WHAT THIS TASK INVOLVES: Extract every line below that contains the word "有道翻译".

MATERIAL:
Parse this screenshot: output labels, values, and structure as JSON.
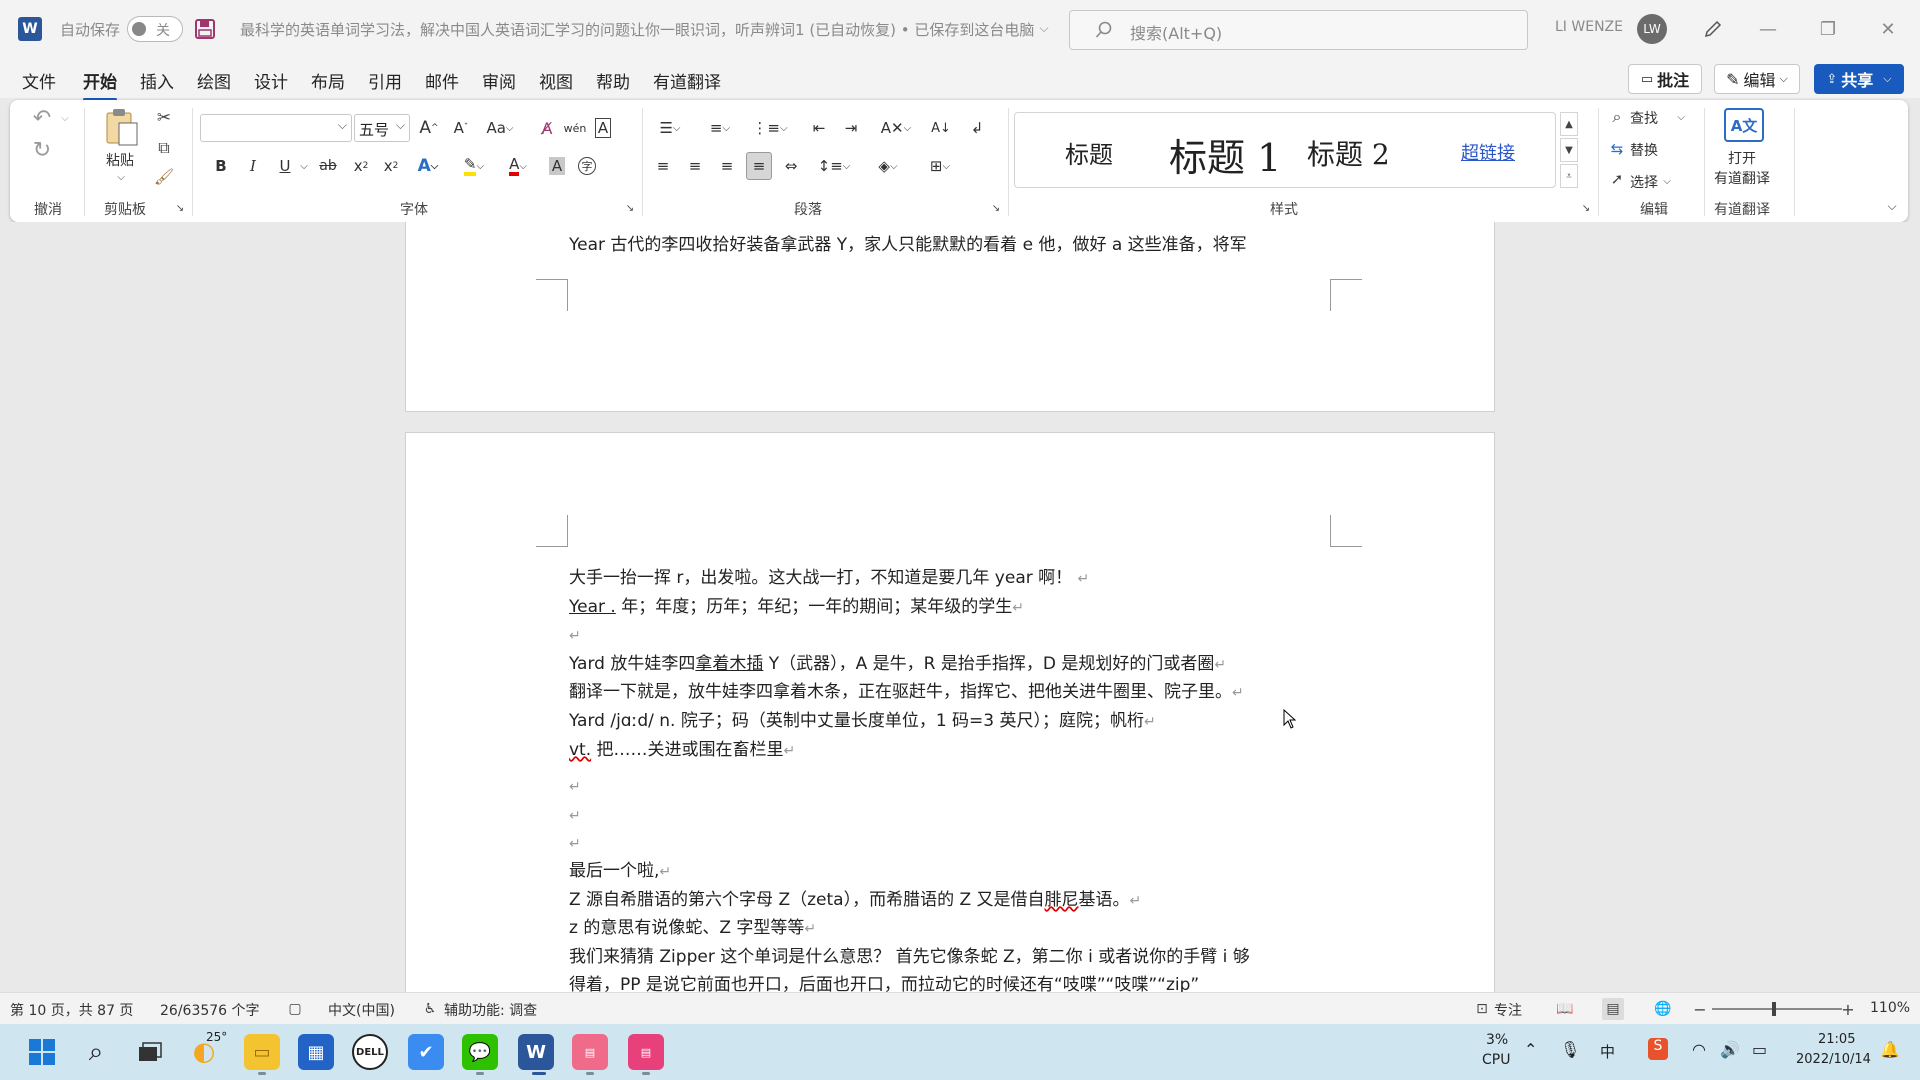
{
  "titlebar": {
    "autosave_label": "自动保存",
    "autosave_state": "关",
    "doc_title": "最科学的英语单词学习法，解决中国人英语词汇学习的问题让你一眼识词，听声辨词1 (已自动恢复) • 已保存到这台电脑",
    "search_placeholder": "搜索(Alt+Q)",
    "user_name": "LI WENZE",
    "avatar_initials": "LW"
  },
  "menu": {
    "items": [
      "文件",
      "开始",
      "插入",
      "绘图",
      "设计",
      "布局",
      "引用",
      "邮件",
      "审阅",
      "视图",
      "帮助",
      "有道翻译"
    ],
    "active": "开始",
    "comments_label": "批注",
    "editing_label": "编辑",
    "share_label": "共享"
  },
  "ribbon": {
    "groups": {
      "undo": "撤消",
      "clipboard": "剪贴板",
      "font": "字体",
      "paragraph": "段落",
      "styles": "样式",
      "editing": "编辑",
      "youdao": "有道翻译"
    },
    "paste_label": "粘贴",
    "font_name": "",
    "font_size": "五号",
    "styles": [
      "标题",
      "标题 1",
      "标题 2",
      "超链接"
    ],
    "find_label": "查找",
    "replace_label": "替换",
    "select_label": "选择",
    "youdao_btn_line1": "打开",
    "youdao_btn_line2": "有道翻译"
  },
  "document": {
    "page1_last_line": "Year  古代的李四收拾好装备拿武器 Y，家人只能默默的看着 e 他，做好 a 这些准备，将军",
    "lines": [
      {
        "pre": "大手一抬一挥 r，出发啦。这大战一打，不知道是要几年 year 啊！",
        "mark": "↵"
      },
      {
        "u": "Year .",
        "pre": " 年；年度；历年；年纪；一年的期间；某年级的学生",
        "mark": "↵"
      },
      {
        "pre": "",
        "mark": "↵"
      },
      {
        "pre": "Yard 放牛娃李四",
        "u": "拿着木插",
        "post": " Y（武器），A 是牛，R 是抬手指挥，D 是规划好的门或者圈",
        "mark": "↵"
      },
      {
        "pre": "翻译一下就是，放牛娃李四拿着木条，正在驱赶牛，指挥它、把他关进牛圈里、院子里。",
        "mark": "↵"
      },
      {
        "pre": "Yard /jɑːd/ n. 院子；码（英制中丈量长度单位，1 码=3 英尺）；庭院；帆桁",
        "mark": "↵"
      },
      {
        "w": "vt.",
        "pre": " 把……关进或围在畜栏里",
        "mark": "↵"
      },
      {
        "pre": "",
        "mark": "↵"
      },
      {
        "pre": "",
        "mark": "↵"
      },
      {
        "pre": "",
        "mark": "↵"
      },
      {
        "pre": "最后一个啦,",
        "mark": "↵"
      },
      {
        "pre": "Z 源自希腊语的第六个字母 Z（zeta），而希腊语的 Z 又是借自",
        "w": "腓尼",
        "post": "基语。",
        "mark": "↵"
      },
      {
        "pre": "z 的意思有说像蛇、Z 字型等等",
        "mark": "↵"
      },
      {
        "pre": "我们来猜猜 Zipper  这个单词是什么意思？  首先它像条蛇 Z，第二你 i 或者说你的手臂 i 够",
        "mark": ""
      },
      {
        "pre": "得着，PP 是说它前面也开口，后面也开口，而拉动它的时候还有“吱喋”“吱喋”“zip”",
        "mark": ""
      }
    ]
  },
  "status": {
    "page": "第 10 页，共 87 页",
    "words": "26/63576 个字",
    "language": "中文(中国)",
    "accessibility": "辅助功能: 调查",
    "focus": "专注",
    "zoom": "110%"
  },
  "taskbar": {
    "weather_temp": "25°",
    "cpu_percent": "3%",
    "cpu_label": "CPU",
    "ime": "中",
    "time": "21:05",
    "date": "2022/10/14"
  },
  "colors": {
    "accent": "#185abd",
    "word_blue": "#2b579a",
    "taskbar": "#cfe6f1",
    "hyperlink": "#2b56c9"
  }
}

EXPECTED ANSWER:
      "有道翻译"
      "youdao": "有道翻译"
    "youdao_btn_line2": "有道翻译"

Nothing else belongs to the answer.